**Given information:**
_ _ _
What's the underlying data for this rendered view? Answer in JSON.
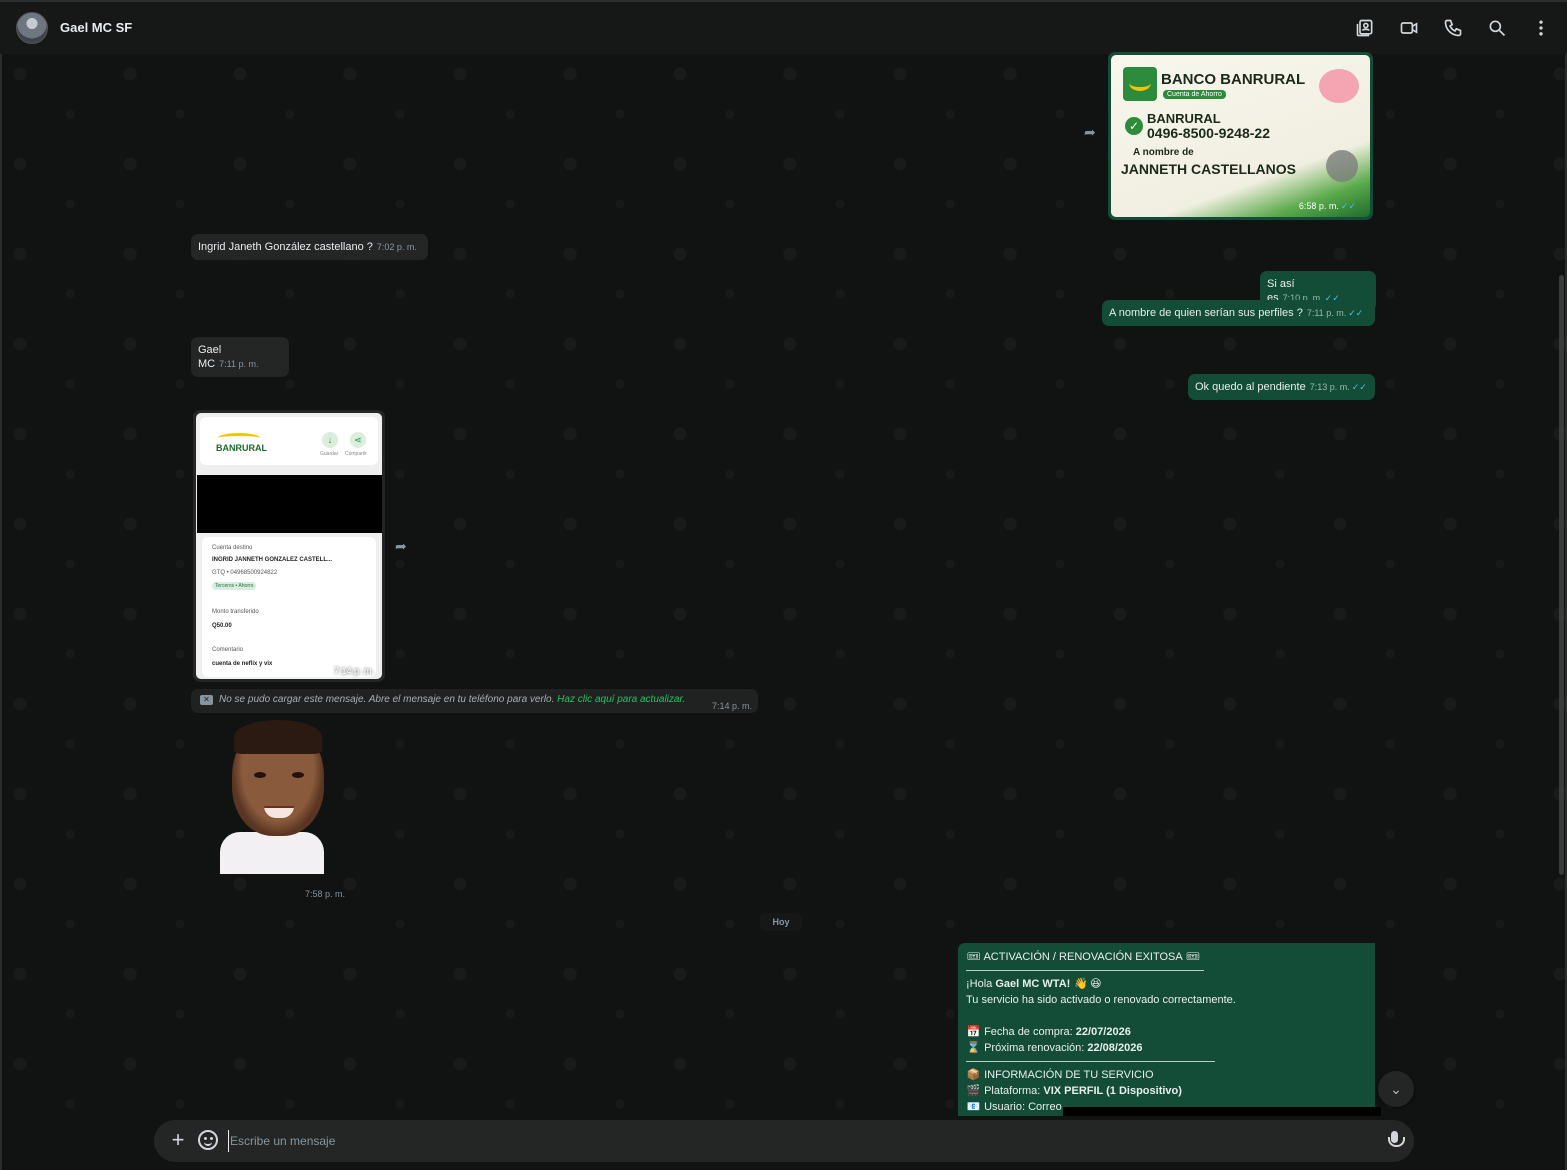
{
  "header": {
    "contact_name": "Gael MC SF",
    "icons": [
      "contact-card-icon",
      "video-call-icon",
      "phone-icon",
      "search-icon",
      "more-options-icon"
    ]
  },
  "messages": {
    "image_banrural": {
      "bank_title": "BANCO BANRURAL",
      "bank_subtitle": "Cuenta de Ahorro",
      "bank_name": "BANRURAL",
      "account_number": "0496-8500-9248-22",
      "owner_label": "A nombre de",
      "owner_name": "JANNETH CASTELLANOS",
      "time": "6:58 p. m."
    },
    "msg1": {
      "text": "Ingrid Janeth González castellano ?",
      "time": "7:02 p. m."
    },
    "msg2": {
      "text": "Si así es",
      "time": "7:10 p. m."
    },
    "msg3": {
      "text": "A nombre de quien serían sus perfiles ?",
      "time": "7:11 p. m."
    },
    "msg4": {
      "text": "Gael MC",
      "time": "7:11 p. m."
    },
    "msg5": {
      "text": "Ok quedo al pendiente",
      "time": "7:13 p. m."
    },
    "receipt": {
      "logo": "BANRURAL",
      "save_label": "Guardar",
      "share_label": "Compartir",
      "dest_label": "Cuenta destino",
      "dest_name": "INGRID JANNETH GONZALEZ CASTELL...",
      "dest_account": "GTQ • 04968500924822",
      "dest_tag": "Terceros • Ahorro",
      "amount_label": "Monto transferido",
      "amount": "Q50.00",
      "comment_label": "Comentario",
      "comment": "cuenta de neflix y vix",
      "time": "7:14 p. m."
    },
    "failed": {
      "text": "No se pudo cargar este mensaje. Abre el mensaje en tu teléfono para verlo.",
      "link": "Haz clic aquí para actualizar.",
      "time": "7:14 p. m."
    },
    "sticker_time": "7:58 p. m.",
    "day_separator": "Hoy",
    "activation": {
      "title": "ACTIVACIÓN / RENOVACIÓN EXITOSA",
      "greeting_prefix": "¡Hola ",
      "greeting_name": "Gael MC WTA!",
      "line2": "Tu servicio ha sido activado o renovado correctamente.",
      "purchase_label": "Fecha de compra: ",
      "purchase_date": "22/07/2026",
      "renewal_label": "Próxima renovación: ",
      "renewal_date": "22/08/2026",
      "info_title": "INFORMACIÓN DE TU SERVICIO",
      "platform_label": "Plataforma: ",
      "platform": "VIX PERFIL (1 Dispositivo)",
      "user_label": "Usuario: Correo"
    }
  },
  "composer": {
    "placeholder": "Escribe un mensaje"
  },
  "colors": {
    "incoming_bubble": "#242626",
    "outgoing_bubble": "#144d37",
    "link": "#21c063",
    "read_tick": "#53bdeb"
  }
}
_ _ _
Pick out every line of the listing containing the word "Ahorro", and show those lines.

      "bank_subtitle": "Cuenta de Ahorro",
      "dest_tag": "Terceros • Ahorro",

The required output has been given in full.